[INFORMATION SHOWN]
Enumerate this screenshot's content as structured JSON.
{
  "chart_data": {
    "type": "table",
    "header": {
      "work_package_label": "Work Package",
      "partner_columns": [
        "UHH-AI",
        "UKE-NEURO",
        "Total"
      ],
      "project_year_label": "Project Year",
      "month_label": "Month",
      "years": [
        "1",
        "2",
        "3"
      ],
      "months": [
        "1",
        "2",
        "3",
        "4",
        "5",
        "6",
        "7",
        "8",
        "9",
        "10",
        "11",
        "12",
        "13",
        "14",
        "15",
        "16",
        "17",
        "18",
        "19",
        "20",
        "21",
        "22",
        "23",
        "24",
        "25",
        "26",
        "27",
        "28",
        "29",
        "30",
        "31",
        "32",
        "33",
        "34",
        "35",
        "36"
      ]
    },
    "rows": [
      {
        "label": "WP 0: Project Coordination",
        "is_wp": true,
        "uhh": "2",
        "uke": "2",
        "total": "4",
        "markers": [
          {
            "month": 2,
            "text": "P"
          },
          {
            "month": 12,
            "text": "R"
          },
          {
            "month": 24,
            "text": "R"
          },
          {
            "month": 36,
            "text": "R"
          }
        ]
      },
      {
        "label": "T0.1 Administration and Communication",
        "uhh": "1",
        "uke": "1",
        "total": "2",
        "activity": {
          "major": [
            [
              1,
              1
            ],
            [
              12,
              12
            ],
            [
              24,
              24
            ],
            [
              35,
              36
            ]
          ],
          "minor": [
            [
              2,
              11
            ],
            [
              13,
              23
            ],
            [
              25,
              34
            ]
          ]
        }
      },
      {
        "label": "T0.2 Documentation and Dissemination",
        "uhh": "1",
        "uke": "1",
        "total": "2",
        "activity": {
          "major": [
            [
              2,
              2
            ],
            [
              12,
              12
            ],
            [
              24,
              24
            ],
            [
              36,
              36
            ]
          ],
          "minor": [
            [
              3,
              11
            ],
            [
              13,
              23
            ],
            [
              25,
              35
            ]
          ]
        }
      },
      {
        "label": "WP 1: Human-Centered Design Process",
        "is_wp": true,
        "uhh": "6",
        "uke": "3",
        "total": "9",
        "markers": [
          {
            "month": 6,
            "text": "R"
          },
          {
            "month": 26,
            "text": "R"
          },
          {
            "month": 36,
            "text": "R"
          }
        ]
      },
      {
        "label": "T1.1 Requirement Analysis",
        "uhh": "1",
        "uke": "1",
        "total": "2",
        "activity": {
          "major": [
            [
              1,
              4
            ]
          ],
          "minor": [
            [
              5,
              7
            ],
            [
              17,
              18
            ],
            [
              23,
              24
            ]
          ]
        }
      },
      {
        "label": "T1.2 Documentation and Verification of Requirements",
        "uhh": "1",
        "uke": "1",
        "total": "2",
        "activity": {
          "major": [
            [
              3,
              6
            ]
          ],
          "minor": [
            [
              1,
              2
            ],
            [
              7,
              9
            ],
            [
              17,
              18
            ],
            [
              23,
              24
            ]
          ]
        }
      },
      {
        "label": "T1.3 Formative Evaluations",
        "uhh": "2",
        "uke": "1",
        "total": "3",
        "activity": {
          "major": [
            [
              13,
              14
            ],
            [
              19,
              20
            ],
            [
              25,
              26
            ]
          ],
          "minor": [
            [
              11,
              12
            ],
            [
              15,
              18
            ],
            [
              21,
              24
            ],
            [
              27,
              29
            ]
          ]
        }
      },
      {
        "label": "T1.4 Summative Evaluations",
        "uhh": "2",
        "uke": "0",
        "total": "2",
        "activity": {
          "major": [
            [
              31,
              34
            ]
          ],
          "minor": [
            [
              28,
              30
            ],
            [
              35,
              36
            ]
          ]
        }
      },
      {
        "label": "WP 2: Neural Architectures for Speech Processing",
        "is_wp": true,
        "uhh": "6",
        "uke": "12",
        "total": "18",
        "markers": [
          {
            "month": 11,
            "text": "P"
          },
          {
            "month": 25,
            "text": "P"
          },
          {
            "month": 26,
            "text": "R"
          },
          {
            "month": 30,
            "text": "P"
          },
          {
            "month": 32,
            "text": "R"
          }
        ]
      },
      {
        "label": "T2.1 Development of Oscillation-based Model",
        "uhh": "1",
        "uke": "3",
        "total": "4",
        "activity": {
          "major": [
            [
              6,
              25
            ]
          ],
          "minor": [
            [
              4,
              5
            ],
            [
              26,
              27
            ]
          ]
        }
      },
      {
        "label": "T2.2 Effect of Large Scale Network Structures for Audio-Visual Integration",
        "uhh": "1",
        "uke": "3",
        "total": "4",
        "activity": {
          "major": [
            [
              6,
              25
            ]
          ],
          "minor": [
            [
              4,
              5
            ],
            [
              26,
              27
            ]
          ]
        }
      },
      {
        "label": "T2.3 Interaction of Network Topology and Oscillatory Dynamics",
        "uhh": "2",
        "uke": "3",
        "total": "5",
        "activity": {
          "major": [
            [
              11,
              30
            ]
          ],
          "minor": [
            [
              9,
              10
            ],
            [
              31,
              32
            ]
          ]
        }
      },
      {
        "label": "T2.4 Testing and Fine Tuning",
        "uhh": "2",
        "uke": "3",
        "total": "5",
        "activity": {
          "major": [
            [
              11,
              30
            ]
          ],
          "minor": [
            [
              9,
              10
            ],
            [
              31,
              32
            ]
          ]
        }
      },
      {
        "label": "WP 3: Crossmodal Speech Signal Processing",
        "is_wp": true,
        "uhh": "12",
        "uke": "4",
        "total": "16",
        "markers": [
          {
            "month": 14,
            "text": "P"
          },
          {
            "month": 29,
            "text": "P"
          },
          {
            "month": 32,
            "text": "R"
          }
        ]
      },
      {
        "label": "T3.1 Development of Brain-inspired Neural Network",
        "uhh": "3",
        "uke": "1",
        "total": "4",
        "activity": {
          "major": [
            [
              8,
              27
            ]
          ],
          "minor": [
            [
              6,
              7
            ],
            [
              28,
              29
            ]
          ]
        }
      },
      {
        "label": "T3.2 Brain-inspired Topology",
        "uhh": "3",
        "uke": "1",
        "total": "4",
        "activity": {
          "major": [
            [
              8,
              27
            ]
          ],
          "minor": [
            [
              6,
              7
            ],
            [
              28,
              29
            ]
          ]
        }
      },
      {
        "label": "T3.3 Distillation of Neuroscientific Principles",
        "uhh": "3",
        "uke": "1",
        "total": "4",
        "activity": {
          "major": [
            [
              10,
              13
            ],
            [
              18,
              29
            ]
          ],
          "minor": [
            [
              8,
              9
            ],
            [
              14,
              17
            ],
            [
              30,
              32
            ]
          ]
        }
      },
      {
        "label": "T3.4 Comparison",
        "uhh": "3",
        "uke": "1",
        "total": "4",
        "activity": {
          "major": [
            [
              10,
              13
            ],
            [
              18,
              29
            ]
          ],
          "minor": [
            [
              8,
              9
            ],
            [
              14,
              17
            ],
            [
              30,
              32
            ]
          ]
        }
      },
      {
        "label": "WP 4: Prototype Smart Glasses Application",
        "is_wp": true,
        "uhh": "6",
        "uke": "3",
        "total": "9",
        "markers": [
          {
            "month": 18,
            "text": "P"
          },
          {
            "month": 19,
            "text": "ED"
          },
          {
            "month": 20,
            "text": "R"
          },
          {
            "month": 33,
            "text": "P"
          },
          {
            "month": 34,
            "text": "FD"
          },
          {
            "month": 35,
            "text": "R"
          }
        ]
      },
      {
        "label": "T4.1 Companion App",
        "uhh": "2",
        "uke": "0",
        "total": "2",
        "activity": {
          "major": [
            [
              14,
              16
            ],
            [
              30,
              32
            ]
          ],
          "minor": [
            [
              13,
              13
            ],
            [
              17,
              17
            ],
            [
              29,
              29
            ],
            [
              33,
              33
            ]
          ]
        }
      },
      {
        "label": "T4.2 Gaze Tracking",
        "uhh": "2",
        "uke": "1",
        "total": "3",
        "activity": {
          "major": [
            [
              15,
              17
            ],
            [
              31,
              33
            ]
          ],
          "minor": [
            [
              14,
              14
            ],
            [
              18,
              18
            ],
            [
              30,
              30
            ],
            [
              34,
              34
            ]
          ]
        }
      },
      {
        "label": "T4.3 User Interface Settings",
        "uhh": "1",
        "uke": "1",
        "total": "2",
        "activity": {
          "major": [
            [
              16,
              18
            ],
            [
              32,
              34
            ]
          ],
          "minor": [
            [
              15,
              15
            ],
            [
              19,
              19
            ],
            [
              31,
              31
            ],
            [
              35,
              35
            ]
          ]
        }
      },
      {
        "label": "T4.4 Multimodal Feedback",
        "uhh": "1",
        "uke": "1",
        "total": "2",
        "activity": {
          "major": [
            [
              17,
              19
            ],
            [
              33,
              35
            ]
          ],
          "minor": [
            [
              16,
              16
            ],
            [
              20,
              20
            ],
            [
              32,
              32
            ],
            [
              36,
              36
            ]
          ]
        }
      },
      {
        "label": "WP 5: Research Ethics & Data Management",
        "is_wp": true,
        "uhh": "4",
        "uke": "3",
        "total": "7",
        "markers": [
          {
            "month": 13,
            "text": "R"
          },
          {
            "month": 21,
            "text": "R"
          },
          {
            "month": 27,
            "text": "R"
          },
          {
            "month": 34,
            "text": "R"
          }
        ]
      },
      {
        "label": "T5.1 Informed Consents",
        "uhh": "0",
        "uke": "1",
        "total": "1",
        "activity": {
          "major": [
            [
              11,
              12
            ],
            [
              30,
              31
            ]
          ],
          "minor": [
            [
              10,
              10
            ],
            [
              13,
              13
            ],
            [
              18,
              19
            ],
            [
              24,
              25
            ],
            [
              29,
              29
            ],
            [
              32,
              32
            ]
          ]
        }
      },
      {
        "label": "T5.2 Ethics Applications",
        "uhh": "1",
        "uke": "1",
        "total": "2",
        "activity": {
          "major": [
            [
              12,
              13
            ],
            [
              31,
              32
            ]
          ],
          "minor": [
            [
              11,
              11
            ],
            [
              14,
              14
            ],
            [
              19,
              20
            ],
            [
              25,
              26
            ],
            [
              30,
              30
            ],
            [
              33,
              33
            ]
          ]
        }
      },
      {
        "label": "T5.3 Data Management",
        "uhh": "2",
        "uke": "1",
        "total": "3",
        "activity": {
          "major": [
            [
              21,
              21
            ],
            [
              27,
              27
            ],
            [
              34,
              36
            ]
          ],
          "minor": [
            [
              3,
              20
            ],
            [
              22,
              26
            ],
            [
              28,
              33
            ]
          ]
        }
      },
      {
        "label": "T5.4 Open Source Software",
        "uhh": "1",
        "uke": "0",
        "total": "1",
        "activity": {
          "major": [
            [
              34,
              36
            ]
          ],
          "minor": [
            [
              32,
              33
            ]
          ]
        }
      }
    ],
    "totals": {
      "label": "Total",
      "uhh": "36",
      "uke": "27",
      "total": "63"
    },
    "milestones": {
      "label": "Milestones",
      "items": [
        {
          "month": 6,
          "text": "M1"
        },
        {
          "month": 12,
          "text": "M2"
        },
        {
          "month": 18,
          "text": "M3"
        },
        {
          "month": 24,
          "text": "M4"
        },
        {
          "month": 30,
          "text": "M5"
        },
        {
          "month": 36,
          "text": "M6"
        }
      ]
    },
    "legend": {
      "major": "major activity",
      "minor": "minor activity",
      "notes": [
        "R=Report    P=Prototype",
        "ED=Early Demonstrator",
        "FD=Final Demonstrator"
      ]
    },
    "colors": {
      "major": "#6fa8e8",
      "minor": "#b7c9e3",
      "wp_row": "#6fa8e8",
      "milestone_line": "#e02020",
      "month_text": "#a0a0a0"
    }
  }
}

[GOAL] Only the number should be given: how many lines of the data contain the word "Brain"?

[FULL ANSWER] 2